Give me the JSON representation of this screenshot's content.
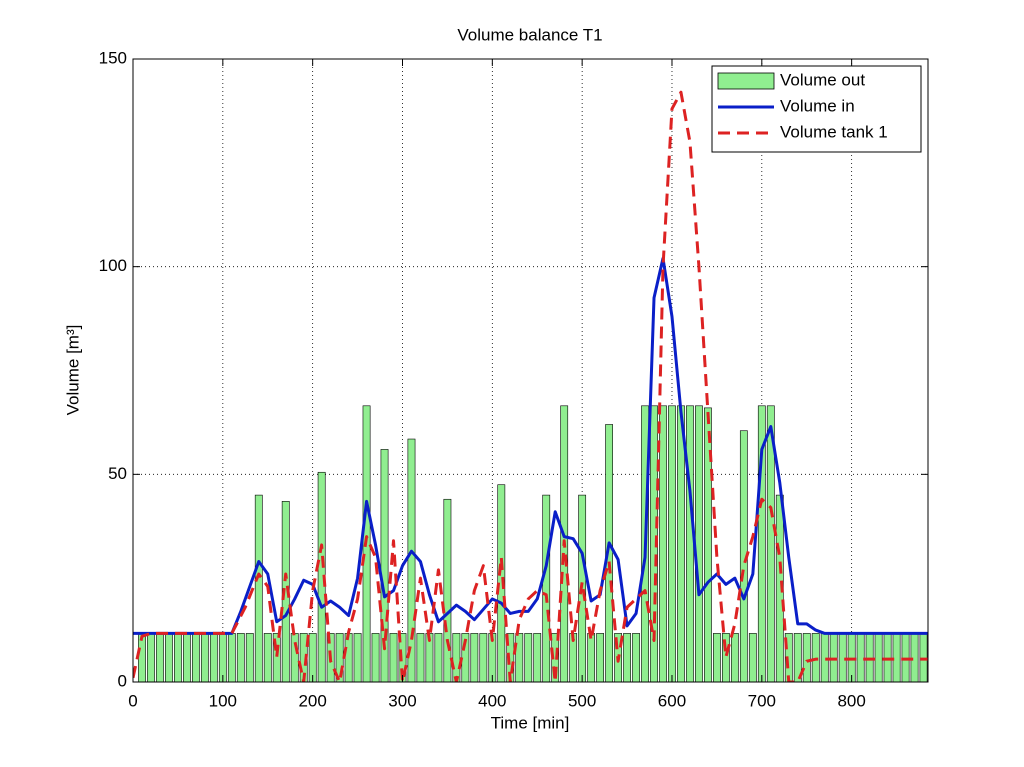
{
  "chart_data": {
    "type": "bar-line",
    "title": "Volume balance T1",
    "x_label": "Time [min]",
    "y_label": "Volume [m³]",
    "xlim": [
      0,
      885
    ],
    "ylim": [
      0,
      150
    ],
    "xticks": [
      0,
      100,
      200,
      300,
      400,
      500,
      600,
      700,
      800
    ],
    "yticks": [
      0,
      50,
      100,
      150
    ],
    "grid": true,
    "legend": "northeast",
    "series": [
      {
        "name": "Volume out",
        "kind": "bar",
        "color": "#90ee90",
        "bar_width": 8,
        "x": [
          10,
          20,
          30,
          40,
          50,
          60,
          70,
          80,
          90,
          100,
          110,
          120,
          130,
          140,
          150,
          160,
          170,
          180,
          190,
          200,
          210,
          220,
          230,
          240,
          250,
          260,
          270,
          280,
          290,
          300,
          310,
          320,
          330,
          340,
          350,
          360,
          370,
          380,
          390,
          400,
          410,
          420,
          430,
          440,
          450,
          460,
          470,
          480,
          490,
          500,
          510,
          520,
          530,
          540,
          550,
          560,
          570,
          580,
          590,
          600,
          610,
          620,
          630,
          640,
          650,
          660,
          670,
          680,
          690,
          700,
          710,
          720,
          730,
          740,
          750,
          760,
          770,
          780,
          790,
          800,
          810,
          820,
          830,
          840,
          850,
          860,
          870,
          880
        ],
        "values": [
          11.7,
          11.7,
          11.7,
          11.7,
          11.7,
          11.7,
          11.7,
          11.7,
          11.7,
          11.7,
          11.7,
          11.7,
          11.7,
          45,
          11.7,
          11.7,
          43.5,
          11.7,
          11.7,
          11.7,
          50.5,
          11.7,
          11.7,
          11.7,
          11.7,
          66.5,
          11.7,
          56,
          11.7,
          11.7,
          58.5,
          11.7,
          11.7,
          11.7,
          44,
          11.7,
          11.7,
          11.7,
          11.7,
          11.7,
          47.5,
          11.7,
          11.7,
          11.7,
          11.7,
          45,
          11.7,
          66.5,
          11.7,
          45,
          11.7,
          11.7,
          62,
          11.7,
          11.7,
          11.7,
          66.5,
          66.5,
          66.5,
          66.5,
          66.5,
          66.5,
          66.5,
          66,
          11.7,
          11.7,
          11.7,
          60.5,
          11.7,
          66.5,
          66.5,
          45,
          11.7,
          11.7,
          11.7,
          11.7,
          11.7,
          11.7,
          11.7,
          11.7,
          11.7,
          11.7,
          11.7,
          11.7,
          11.7,
          11.7,
          11.7,
          11.7
        ]
      },
      {
        "name": "Volume in",
        "kind": "line",
        "color": "#0a1fc8",
        "dash": false,
        "x": [
          0,
          100,
          110,
          120,
          130,
          140,
          150,
          160,
          170,
          180,
          190,
          200,
          210,
          220,
          230,
          240,
          250,
          260,
          270,
          280,
          290,
          300,
          310,
          320,
          330,
          340,
          350,
          360,
          370,
          380,
          390,
          400,
          410,
          420,
          430,
          440,
          450,
          460,
          470,
          480,
          490,
          500,
          510,
          520,
          530,
          540,
          550,
          560,
          570,
          580,
          590,
          600,
          610,
          620,
          630,
          640,
          650,
          660,
          670,
          680,
          690,
          700,
          710,
          720,
          730,
          740,
          750,
          760,
          770,
          885
        ],
        "values": [
          11.7,
          11.7,
          11.7,
          17,
          23,
          29,
          26,
          14.5,
          16,
          20,
          24.5,
          23.5,
          18,
          19.5,
          18,
          16,
          25,
          43.5,
          33,
          20.5,
          22,
          28,
          31.5,
          29,
          21,
          14.5,
          16.5,
          18.5,
          17,
          15,
          17.5,
          20,
          19,
          16.5,
          17,
          17,
          20,
          28,
          41,
          35,
          34.5,
          31,
          19.5,
          21,
          33.5,
          29.5,
          13.5,
          16.5,
          30,
          92.5,
          102,
          88,
          65,
          46,
          21,
          24,
          26,
          23.5,
          25,
          20,
          26,
          56,
          61.5,
          48,
          30,
          14,
          14,
          12.5,
          11.7,
          11.7
        ]
      },
      {
        "name": "Volume tank 1",
        "kind": "line",
        "color": "#dd2222",
        "dash": true,
        "x": [
          0,
          10,
          20,
          110,
          125,
          140,
          150,
          160,
          170,
          180,
          190,
          200,
          210,
          220,
          230,
          240,
          250,
          260,
          270,
          280,
          290,
          300,
          310,
          320,
          330,
          340,
          350,
          360,
          370,
          380,
          390,
          400,
          410,
          420,
          430,
          440,
          450,
          460,
          470,
          480,
          490,
          500,
          510,
          520,
          530,
          540,
          550,
          560,
          570,
          580,
          590,
          600,
          610,
          620,
          630,
          640,
          650,
          660,
          670,
          680,
          690,
          700,
          710,
          720,
          730,
          740,
          750,
          760,
          885
        ],
        "values": [
          1,
          11,
          11.7,
          11.7,
          18,
          26,
          23,
          6,
          26,
          10,
          0,
          22,
          33,
          5,
          0,
          12,
          20,
          35,
          30,
          8,
          34,
          0,
          10,
          25,
          10,
          27,
          10,
          0,
          10,
          22,
          28,
          10,
          30,
          0,
          15,
          20,
          22,
          21,
          0,
          34,
          10,
          24,
          10,
          22,
          29,
          5,
          18,
          20,
          22,
          10,
          100,
          138,
          142,
          130,
          100,
          65,
          30,
          6,
          14,
          28,
          35,
          44,
          42,
          30,
          0,
          0,
          5,
          5.5,
          5.5
        ]
      }
    ]
  }
}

> [What is required] Return each line that includes "name".

> [Response below]
        "name": "Volume out",
        "name": "Volume in",
        "name": "Volume tank 1",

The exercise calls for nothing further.